[Problem to work on]:
Each entry that follows is to be retyped exactly. Pictures do not belong in the copy.

[Listed entries]:
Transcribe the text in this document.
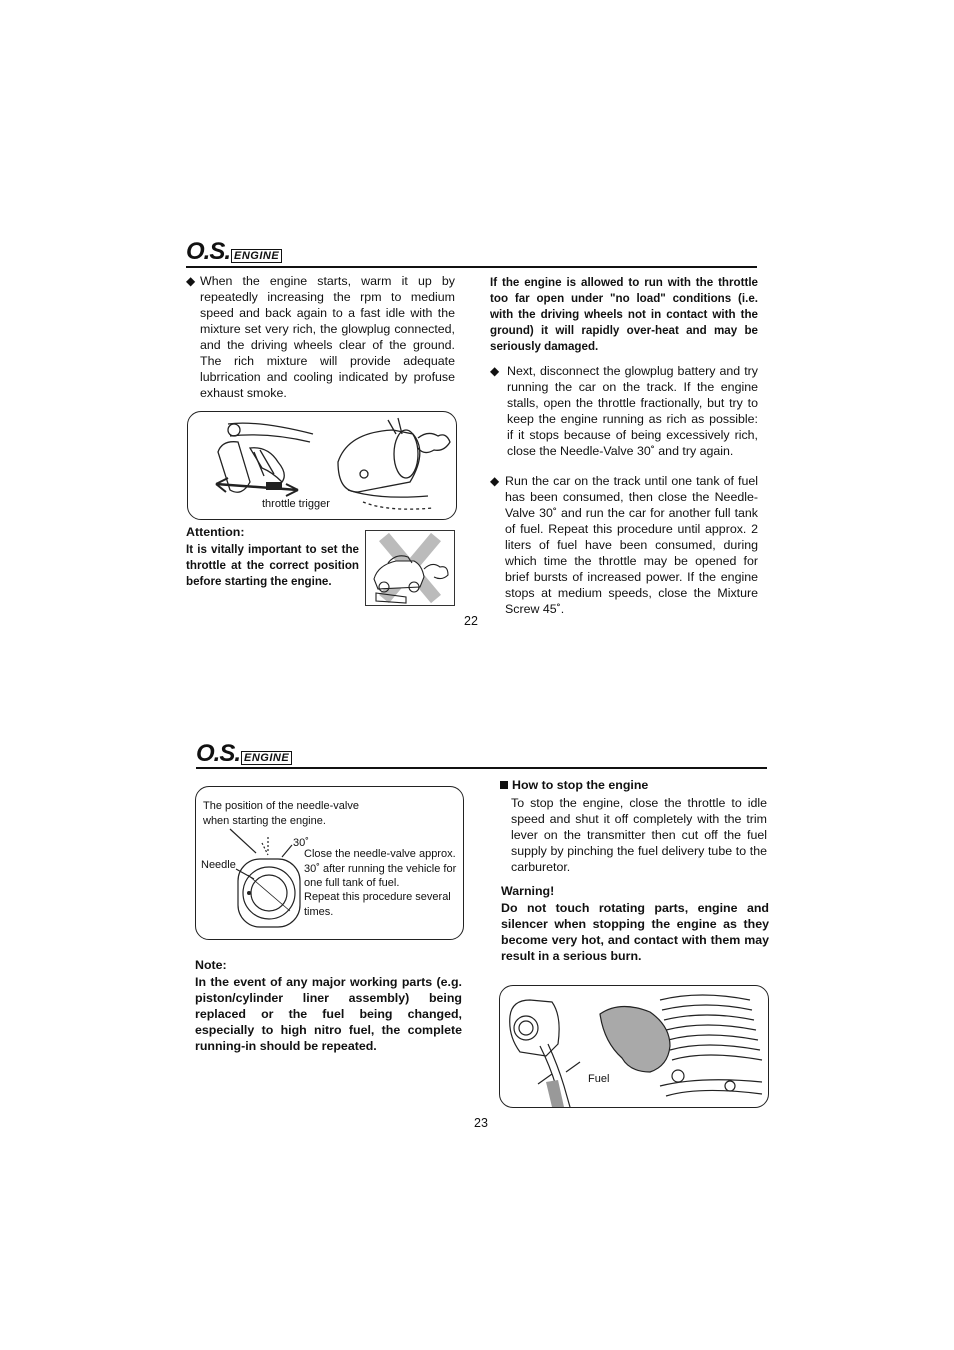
O.S. ENGINE
◆ When the engine starts, warm it up by repeatedly increasing the rpm to medium speed and back again to a fast idle with the mixture set very rich, the glowplug connected, and the driving wheels clear of the ground. The rich mixture will provide adequate lubrrication and cooling indicated by profuse exhaust smoke.
throttle trigger
Attention:
It is vitally important to set the throttle at the correct position before starting the engine.
If the engine is allowed to run with the throttle too far open under "no load" conditions (i.e. with the driving wheels not in contact with the ground) it will rapidly over-heat and may be seriously damaged.
◆ Next, disconnect the glowplug battery and try running the car on the track. If the engine stalls, open the throttle fractionally, but try to keep the engine running as rich as possible: if it stops because of being excessively rich, close the Needle-Valve 30˚ and try again.
◆ Run the car on the track until one tank of fuel has been consumed, then close the Needle-Valve 30˚ and run the car for another full tank of fuel. Repeat this procedure until approx. 2 liters of fuel have been consumed, during which time the throttle may be opened for brief bursts of increased power. If the engine stops at medium speeds, close the Mixture Screw 45˚.
22
O.S. ENGINE
The position of the needle-valve
when starting the engine.
30˚
Needle
Close the needle-valve approx.
30˚ after running the vehicle for
one full tank of fuel.
Repeat this procedure several
times.
Note:
In the event of any major working parts (e.g. piston/cylinder liner assembly) being replaced or the fuel being changed, especially to high nitro fuel, the complete running-in should be repeated.
How to stop the engine
To stop the engine, close the throttle to idle speed and shut it off completely with the trim lever on the transmitter then cut off the fuel supply by pinching the fuel delivery tube to the carburetor.
Warning!
Do not touch rotating parts, engine and silencer when stopping the engine as they become very hot, and contact with them may result in a serious burn.
Fuel
23
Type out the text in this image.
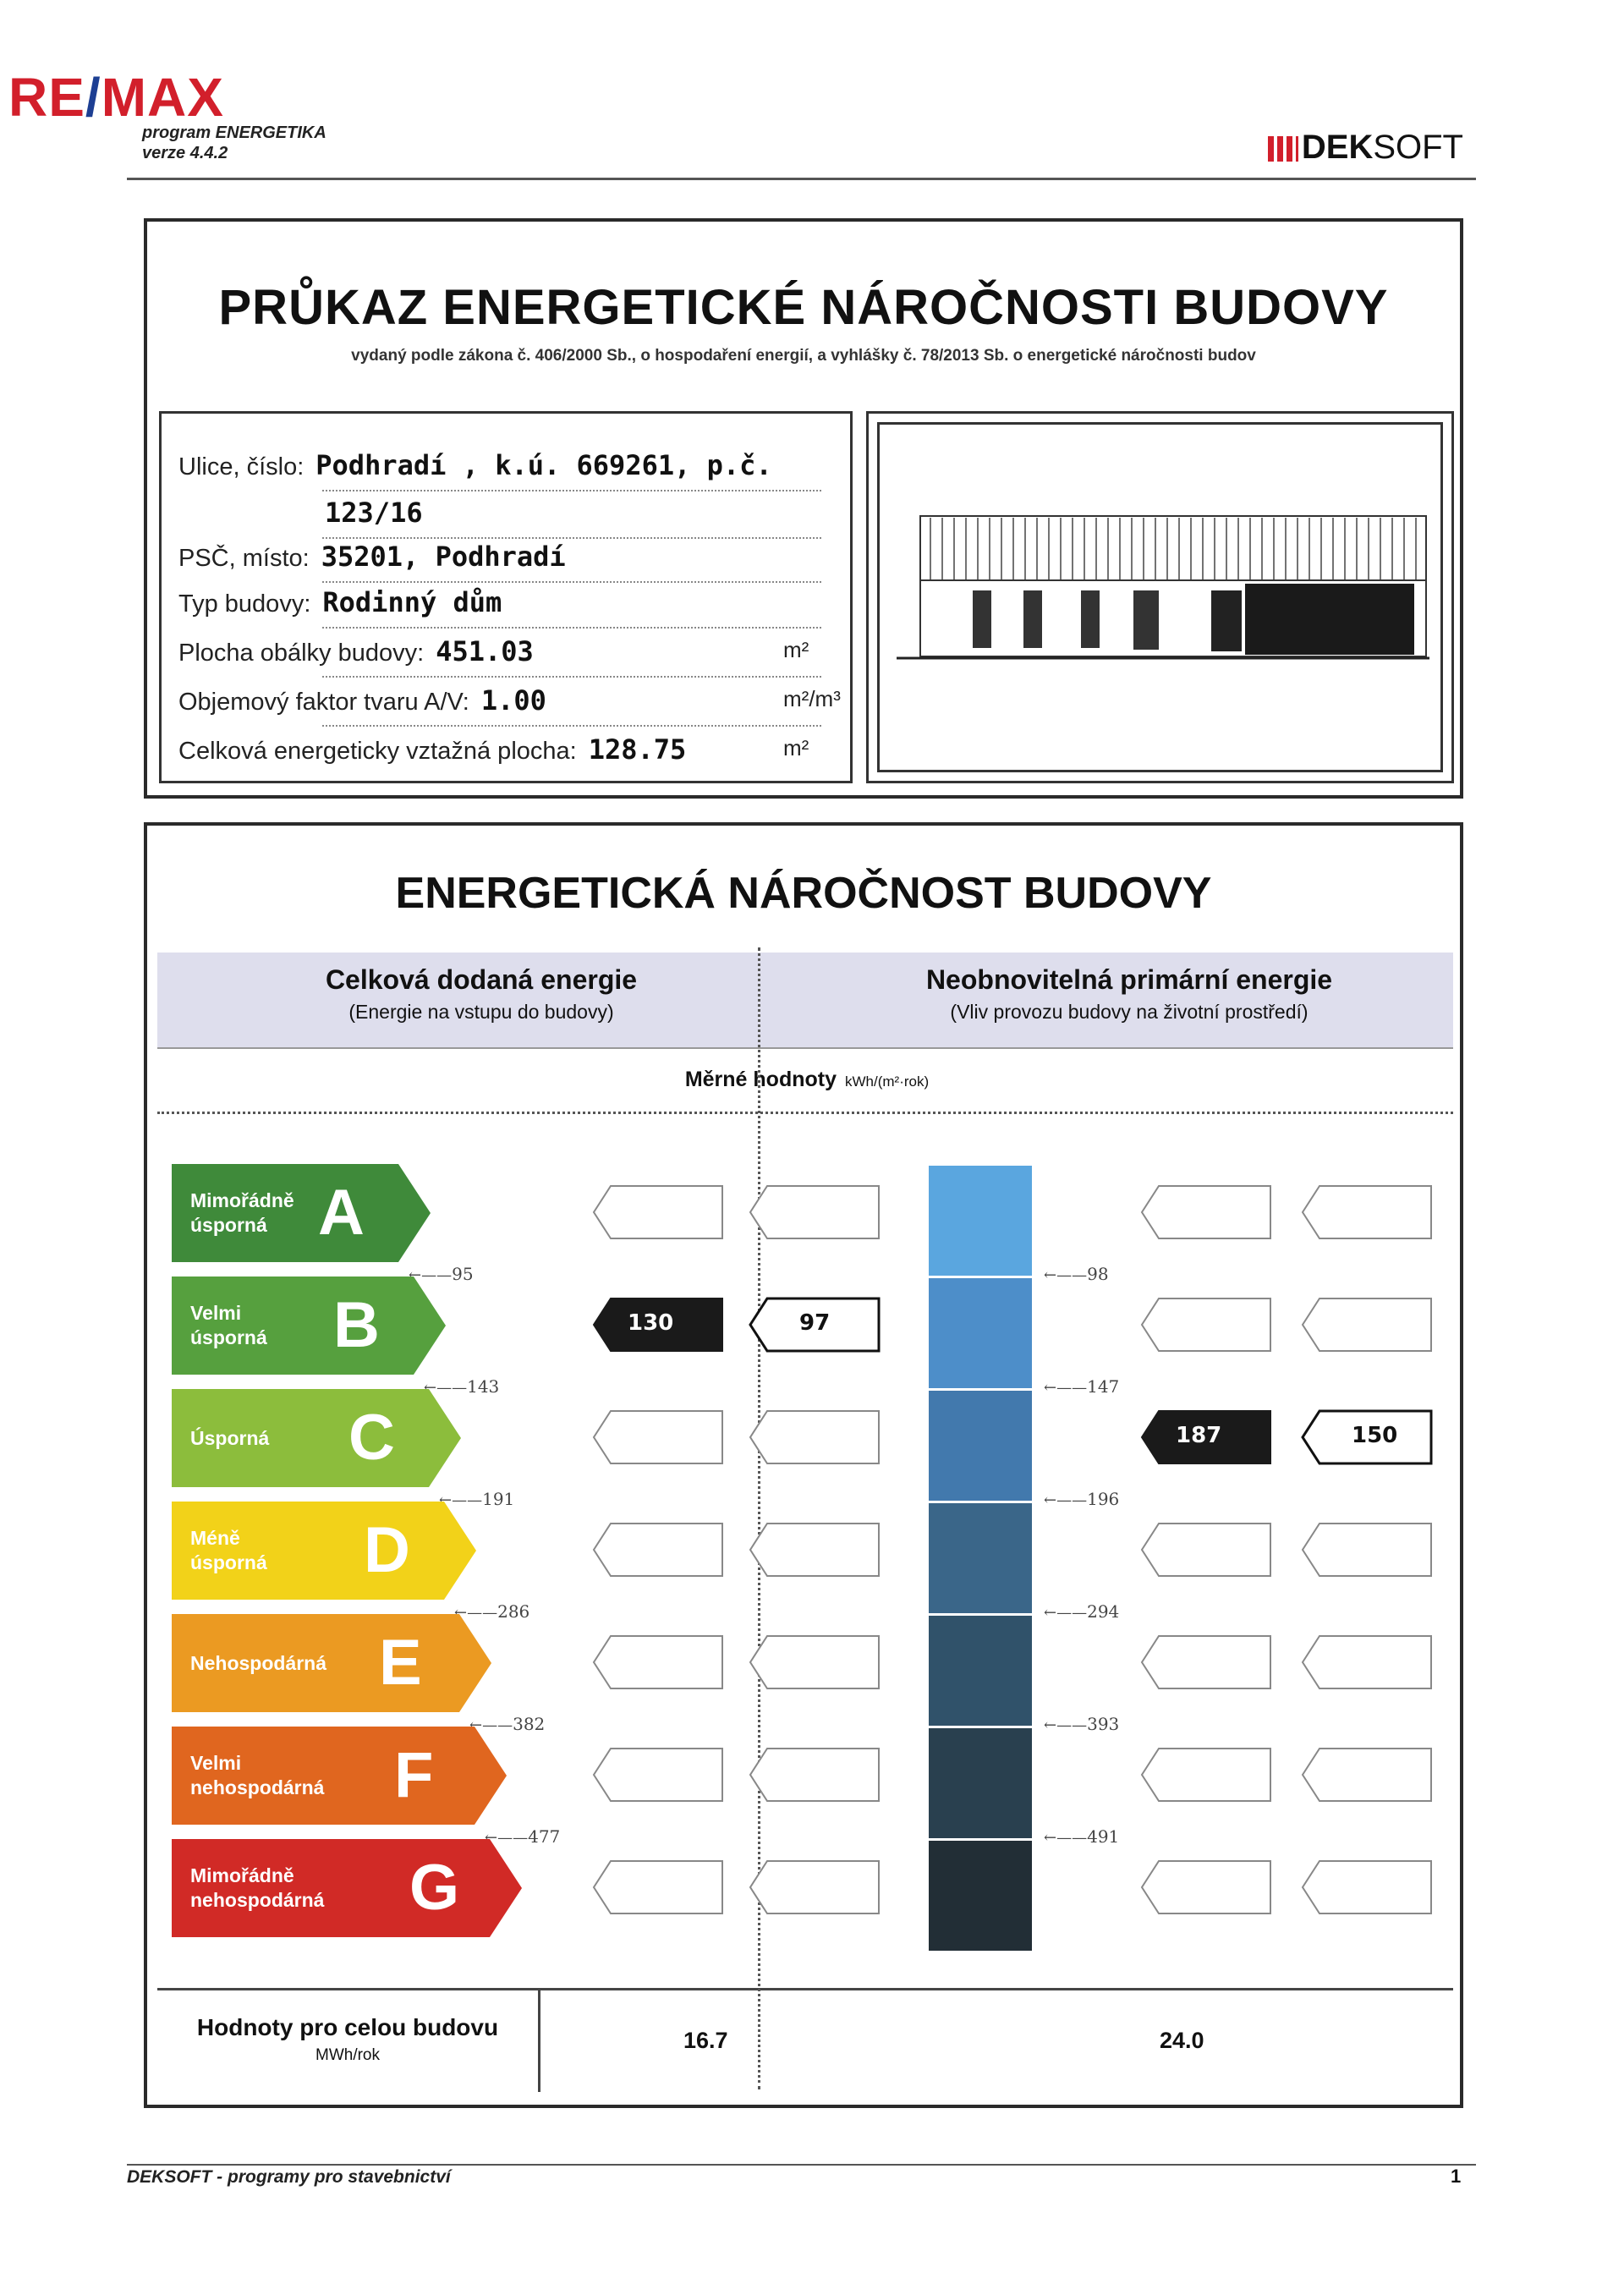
RE/MAX
program ENERGETIKA
verze 4.4.2	DEKSOFT
PRŮKAZ ENERGETICKÉ NÁROČNOSTI BUDOVY
vydaný podle zákona č. 406/2000 Sb., o hospodaření energií, a vyhlášky č. 78/2013 Sb. o energetické náročnosti budov
Ulice, číslo: Podhradí , k.ú. 669261, p.č.
123/16
PSČ, místo: 35201, Podhradí
Typ budovy: Rodinný dům
Plocha obálky budovy: 451.03	m²
Objemový faktor tvaru A/V: 1.00	m²/m³
Celková energeticky vztažná plocha: 128.75	m²
ENERGETICKÁ NÁROČNOST BUDOVY
Celková dodaná energie
(Energie na vstupu do budovy)
Neobnovitelná primární energie
(Vliv provozu budovy na životní prostředí)
Měrné hodnoty kWh/(m²·rok)
Hodnoty pro celou budovu
MWh/rok
16.7	24.0
Mimořádně
úsporná A
←—— 95	←—— 98
Velmi
úsporná B	130	97
←—— 143	←—— 147
Úsporná C	187	150
←—— 191	←—— 196
Méně
úsporná D
←—— 286	←—— 294
Nehospodárná E
←—— 382	←—— 393
Velmi
nehospodárná F
←—— 477	←—— 491
Mimořádně
nehospodárná G
DEKSOFT - programy pro stavebnictví	1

[Solution]:
Transcribe the text in this document.
O.S. ENGINE
◆ When the engine starts, warm it up by repeatedly increasing the rpm to medium speed and back again to a fast idle with the mixture set very rich, the glowplug connected, and the driving wheels clear of the ground. The rich mixture will provide adequate lubrrication and cooling indicated by profuse exhaust smoke.
throttle trigger
Attention:
It is vitally important to set the throttle at the correct position before starting the engine.
If the engine is allowed to run with the throttle too far open under "no load" conditions (i.e. with the driving wheels not in contact with the ground) it will rapidly over-heat and may be seriously damaged.
◆ Next, disconnect the glowplug battery and try running the car on the track. If the engine stalls, open the throttle fractionally, but try to keep the engine running as rich as possible: if it stops because of being excessively rich, close the Needle-Valve 30˚ and try again.
◆ Run the car on the track until one tank of fuel has been consumed, then close the Needle-Valve 30˚ and run the car for another full tank of fuel. Repeat this procedure until approx. 2 liters of fuel have been consumed, during which time the throttle may be opened for brief bursts of increased power. If the engine stops at medium speeds, close the Mixture Screw 45˚.
22
O.S. ENGINE
The position of the needle-valve
when starting the engine.
30˚
Needle
Close the needle-valve approx.
30˚ after running the vehicle for
one full tank of fuel.
Repeat this procedure several
times.
Note:
In the event of any major working parts (e.g. piston/cylinder liner assembly) being replaced or the fuel being changed, especially to high nitro fuel, the complete running-in should be repeated.
How to stop the engine
To stop the engine, close the throttle to idle speed and shut it off completely with the trim lever on the transmitter then cut off the fuel supply by pinching the fuel delivery tube to the carburetor.
Warning!
Do not touch rotating parts, engine and silencer when stopping the engine as they become very hot, and contact with them may result in a serious burn.
Fuel
23
Type out the text in this image.
RE/MAX
program ENERGETIKA
verze 4.4.2	DEKSOFT
PRŮKAZ ENERGETICKÉ NÁROČNOSTI BUDOVY
vydaný podle zákona č. 406/2000 Sb., o hospodaření energií, a vyhlášky č. 78/2013 Sb. o energetické náročnosti budov
Ulice, číslo: Podhradí , k.ú. 669261, p.č.
123/16
PSČ, místo: 35201, Podhradí
Typ budovy: Rodinný dům
Plocha obálky budovy: 451.03	m²
Objemový faktor tvaru A/V: 1.00	m²/m³
Celková energeticky vztažná plocha: 128.75	m²
ENERGETICKÁ NÁROČNOST BUDOVY
Celková dodaná energie
(Energie na vstupu do budovy)
Neobnovitelná primární energie
(Vliv provozu budovy na životní prostředí)
Měrné hodnoty kWh/(m²·rok)
Hodnoty pro celou budovu
MWh/rok
16.7	24.0
Mimořádně
úsporná A
←—— 95	←—— 98
Velmi
úsporná B	130	97
←—— 143	←—— 147
Úsporná C	187	150
←—— 191	←—— 196
Méně
úsporná D
←—— 286	←—— 294
Nehospodárná E
←—— 382	←—— 393
Velmi
nehospodárná F
←—— 477	←—— 491
Mimořádně
nehospodárná G
DEKSOFT - programy pro stavebnictví	1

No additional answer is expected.